**Exercise prompt:**
Which lines in the records below contain the word "中华眼视光学与视觉科学杂志"? Copy each of them.

──────────

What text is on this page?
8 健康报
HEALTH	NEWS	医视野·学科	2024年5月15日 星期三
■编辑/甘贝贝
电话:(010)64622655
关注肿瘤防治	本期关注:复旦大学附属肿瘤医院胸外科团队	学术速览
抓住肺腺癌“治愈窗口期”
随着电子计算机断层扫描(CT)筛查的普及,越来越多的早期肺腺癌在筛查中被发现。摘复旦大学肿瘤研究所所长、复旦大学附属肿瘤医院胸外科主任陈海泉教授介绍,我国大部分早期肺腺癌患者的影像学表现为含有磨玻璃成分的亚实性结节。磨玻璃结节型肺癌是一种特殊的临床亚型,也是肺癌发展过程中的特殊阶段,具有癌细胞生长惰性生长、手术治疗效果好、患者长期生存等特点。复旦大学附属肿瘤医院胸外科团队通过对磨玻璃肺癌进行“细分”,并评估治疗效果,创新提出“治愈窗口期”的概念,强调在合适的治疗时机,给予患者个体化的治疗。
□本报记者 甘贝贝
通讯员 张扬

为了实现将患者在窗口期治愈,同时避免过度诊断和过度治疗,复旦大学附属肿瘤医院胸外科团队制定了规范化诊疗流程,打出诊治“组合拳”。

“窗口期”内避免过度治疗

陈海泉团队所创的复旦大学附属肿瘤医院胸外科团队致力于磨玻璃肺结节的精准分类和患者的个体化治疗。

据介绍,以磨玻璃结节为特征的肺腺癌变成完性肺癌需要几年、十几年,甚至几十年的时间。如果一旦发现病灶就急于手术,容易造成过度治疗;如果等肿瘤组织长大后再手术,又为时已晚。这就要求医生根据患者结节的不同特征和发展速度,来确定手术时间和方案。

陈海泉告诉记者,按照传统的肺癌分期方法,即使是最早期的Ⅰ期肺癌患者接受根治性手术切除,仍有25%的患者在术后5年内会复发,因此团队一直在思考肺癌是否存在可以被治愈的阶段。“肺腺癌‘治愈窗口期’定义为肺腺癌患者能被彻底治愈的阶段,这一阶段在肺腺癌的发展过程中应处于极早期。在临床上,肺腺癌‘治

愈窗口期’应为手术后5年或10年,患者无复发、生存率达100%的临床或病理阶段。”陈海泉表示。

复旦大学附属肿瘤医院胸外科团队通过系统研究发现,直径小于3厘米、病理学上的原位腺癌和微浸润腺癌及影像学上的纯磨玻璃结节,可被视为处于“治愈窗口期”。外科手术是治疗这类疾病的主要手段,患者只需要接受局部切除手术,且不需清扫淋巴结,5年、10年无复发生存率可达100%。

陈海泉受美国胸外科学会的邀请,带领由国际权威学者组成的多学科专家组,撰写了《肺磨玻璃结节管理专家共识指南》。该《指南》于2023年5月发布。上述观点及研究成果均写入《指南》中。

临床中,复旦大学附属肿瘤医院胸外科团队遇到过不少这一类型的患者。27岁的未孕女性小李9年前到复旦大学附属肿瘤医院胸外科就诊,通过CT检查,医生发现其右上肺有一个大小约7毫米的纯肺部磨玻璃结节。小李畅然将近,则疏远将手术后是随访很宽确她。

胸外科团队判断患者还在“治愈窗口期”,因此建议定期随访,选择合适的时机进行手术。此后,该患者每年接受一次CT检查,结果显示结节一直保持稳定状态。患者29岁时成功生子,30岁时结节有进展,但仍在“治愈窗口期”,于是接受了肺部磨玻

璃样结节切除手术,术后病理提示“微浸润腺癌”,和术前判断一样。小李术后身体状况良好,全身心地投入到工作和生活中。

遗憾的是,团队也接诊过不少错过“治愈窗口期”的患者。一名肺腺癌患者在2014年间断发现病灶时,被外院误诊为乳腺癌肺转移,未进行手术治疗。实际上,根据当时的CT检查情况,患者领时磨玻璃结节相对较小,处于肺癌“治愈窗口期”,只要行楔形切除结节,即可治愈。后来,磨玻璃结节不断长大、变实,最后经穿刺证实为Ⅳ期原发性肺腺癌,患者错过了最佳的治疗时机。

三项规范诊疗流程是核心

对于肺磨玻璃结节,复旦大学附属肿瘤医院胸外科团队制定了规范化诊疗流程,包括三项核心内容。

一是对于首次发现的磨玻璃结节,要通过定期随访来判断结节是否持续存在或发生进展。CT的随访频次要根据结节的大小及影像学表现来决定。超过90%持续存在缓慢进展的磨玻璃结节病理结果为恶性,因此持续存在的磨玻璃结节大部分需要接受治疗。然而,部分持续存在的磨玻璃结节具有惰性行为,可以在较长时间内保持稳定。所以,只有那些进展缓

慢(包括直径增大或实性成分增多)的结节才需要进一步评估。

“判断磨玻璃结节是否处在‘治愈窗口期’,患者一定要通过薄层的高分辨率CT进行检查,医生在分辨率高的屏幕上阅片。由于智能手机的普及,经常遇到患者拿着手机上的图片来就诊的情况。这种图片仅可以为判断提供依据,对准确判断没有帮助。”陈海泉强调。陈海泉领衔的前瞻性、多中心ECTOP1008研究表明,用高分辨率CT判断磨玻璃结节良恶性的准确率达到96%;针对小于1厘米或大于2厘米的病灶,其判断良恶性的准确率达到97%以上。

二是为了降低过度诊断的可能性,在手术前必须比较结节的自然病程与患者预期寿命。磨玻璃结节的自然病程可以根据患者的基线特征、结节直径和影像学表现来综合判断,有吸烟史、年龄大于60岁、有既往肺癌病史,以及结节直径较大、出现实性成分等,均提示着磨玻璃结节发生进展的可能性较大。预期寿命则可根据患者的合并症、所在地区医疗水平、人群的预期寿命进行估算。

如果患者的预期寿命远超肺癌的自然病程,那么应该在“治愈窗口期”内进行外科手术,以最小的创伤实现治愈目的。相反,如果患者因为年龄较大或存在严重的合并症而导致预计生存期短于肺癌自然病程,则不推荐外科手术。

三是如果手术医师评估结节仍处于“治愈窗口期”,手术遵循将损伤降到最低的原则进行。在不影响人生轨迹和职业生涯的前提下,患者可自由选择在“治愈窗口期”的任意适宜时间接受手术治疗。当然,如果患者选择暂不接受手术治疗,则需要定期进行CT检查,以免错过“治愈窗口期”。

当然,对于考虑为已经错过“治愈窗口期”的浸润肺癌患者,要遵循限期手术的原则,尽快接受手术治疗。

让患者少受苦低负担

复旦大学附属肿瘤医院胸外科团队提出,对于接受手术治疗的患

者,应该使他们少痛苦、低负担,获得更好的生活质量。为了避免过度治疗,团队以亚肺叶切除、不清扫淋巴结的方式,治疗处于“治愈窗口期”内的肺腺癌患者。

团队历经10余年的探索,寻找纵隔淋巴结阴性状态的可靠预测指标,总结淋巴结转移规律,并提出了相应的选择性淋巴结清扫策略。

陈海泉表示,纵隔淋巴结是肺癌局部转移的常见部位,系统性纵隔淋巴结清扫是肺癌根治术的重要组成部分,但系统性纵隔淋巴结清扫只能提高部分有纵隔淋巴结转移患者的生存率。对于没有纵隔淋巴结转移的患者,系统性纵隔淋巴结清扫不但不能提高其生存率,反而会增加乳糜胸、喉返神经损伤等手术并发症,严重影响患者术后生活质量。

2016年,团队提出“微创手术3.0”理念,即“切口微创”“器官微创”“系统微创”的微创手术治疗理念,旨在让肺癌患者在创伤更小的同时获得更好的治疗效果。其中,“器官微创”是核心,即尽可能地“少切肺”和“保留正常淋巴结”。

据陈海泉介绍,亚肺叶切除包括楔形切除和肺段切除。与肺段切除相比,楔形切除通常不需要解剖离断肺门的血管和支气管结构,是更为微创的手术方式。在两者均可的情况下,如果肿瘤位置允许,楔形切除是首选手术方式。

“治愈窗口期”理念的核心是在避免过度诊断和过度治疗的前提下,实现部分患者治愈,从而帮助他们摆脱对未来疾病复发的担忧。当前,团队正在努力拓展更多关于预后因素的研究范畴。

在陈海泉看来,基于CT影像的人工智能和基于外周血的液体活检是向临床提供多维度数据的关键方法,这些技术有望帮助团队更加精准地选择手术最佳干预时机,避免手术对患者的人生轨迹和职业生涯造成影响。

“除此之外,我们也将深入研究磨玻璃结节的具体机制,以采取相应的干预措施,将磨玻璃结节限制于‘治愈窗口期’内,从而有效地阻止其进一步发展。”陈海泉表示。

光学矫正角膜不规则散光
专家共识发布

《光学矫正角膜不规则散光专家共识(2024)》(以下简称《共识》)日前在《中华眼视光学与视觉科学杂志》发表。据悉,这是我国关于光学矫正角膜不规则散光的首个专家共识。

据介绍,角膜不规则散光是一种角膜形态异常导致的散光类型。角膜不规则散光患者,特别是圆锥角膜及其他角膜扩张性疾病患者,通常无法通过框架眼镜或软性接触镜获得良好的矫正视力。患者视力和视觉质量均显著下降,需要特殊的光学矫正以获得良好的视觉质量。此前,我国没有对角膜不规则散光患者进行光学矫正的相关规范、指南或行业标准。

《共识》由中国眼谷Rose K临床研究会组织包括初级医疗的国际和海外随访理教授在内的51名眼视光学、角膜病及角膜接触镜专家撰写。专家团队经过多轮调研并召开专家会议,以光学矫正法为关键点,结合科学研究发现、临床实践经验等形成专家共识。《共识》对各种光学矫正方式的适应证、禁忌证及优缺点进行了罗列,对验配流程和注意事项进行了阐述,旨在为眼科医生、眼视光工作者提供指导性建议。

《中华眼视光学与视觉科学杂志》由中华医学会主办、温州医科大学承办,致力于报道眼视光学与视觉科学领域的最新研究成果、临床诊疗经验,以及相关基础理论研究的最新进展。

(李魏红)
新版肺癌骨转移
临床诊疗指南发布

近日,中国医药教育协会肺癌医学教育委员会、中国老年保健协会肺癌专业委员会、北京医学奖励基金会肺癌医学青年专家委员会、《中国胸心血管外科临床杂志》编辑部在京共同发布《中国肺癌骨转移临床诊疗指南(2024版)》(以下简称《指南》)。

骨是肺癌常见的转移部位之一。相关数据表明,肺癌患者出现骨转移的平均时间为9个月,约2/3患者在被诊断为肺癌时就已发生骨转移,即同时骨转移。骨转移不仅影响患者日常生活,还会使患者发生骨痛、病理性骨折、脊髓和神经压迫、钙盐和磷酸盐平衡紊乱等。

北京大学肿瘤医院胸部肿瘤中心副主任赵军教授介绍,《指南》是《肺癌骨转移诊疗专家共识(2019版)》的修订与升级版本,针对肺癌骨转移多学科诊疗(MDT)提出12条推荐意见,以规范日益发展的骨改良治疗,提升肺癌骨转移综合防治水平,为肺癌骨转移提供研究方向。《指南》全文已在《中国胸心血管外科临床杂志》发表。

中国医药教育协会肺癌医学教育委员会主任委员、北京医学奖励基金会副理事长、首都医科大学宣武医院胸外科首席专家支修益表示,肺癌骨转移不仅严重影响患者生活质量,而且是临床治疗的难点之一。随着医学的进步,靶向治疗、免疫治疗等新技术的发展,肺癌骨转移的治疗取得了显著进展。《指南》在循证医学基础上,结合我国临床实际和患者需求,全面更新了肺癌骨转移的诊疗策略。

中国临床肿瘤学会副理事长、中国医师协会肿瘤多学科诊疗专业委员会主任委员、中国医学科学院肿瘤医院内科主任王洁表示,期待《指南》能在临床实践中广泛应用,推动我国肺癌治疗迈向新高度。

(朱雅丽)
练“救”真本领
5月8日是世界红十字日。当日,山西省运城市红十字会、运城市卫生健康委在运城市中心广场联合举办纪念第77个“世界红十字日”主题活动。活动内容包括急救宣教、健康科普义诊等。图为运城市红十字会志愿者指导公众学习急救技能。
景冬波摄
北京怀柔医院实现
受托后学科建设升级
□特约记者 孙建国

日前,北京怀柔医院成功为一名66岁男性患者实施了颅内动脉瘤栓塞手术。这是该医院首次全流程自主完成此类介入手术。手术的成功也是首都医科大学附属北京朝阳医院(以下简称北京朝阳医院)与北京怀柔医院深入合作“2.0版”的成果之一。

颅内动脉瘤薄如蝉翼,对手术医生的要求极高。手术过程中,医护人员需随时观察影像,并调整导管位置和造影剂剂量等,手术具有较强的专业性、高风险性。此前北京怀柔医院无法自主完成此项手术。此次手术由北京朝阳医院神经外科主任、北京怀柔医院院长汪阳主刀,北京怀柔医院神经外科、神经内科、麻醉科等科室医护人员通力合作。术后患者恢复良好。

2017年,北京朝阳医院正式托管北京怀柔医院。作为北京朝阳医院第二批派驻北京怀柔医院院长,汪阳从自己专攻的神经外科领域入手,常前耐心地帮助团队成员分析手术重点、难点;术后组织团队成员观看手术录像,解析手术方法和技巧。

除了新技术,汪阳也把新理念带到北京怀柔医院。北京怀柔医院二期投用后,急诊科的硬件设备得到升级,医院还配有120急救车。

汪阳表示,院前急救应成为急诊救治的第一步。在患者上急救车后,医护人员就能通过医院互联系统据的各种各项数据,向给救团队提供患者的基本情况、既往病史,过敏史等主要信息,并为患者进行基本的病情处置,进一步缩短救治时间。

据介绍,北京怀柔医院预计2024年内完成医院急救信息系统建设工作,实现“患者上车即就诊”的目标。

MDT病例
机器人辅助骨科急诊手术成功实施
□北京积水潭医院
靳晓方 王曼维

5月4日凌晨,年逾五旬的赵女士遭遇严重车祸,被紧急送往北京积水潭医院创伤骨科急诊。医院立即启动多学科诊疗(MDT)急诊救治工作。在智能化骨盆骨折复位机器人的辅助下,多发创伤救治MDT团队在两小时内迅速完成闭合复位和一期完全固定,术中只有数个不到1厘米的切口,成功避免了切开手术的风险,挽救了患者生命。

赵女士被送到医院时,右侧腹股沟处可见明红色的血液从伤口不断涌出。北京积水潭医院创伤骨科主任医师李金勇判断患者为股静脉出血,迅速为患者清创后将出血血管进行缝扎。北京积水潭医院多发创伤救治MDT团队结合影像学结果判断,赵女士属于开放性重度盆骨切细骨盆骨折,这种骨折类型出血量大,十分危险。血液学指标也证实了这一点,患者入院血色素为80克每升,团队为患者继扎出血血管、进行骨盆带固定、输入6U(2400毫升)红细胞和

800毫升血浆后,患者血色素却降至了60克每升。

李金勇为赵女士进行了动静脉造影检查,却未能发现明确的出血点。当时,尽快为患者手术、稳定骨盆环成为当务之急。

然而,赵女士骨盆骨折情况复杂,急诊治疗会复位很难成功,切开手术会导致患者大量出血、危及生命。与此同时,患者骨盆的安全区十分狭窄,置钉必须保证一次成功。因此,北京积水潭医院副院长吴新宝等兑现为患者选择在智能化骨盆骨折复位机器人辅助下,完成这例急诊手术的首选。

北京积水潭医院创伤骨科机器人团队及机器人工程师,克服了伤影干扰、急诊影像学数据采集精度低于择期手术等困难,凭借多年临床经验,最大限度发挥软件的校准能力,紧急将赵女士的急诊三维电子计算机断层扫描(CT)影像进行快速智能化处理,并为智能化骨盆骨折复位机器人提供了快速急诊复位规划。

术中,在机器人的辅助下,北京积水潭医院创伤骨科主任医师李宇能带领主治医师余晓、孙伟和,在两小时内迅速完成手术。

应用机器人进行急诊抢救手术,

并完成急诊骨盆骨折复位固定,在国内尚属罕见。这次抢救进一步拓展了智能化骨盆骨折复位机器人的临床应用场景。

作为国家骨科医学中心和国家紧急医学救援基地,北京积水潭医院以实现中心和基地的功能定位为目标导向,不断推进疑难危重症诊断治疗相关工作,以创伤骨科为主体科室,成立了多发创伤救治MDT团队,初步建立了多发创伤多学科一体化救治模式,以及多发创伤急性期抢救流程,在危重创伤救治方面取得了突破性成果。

──────────

**Output for this task:**
《光学矫正角膜不规则散光专家共识(2024)》(以下简称《共识》)日前在《中华眼视光学与视觉科学杂志》发表。据悉,这是我国关于光学矫正角膜不规则散光的首个专家共识。
《中华眼视光学与视觉科学杂志》由中华医学会主办、温州医科大学承办,致力于报道眼视光学与视觉科学领域的最新研究成果、临床诊疗经验,以及相关基础理论研究的最新进展。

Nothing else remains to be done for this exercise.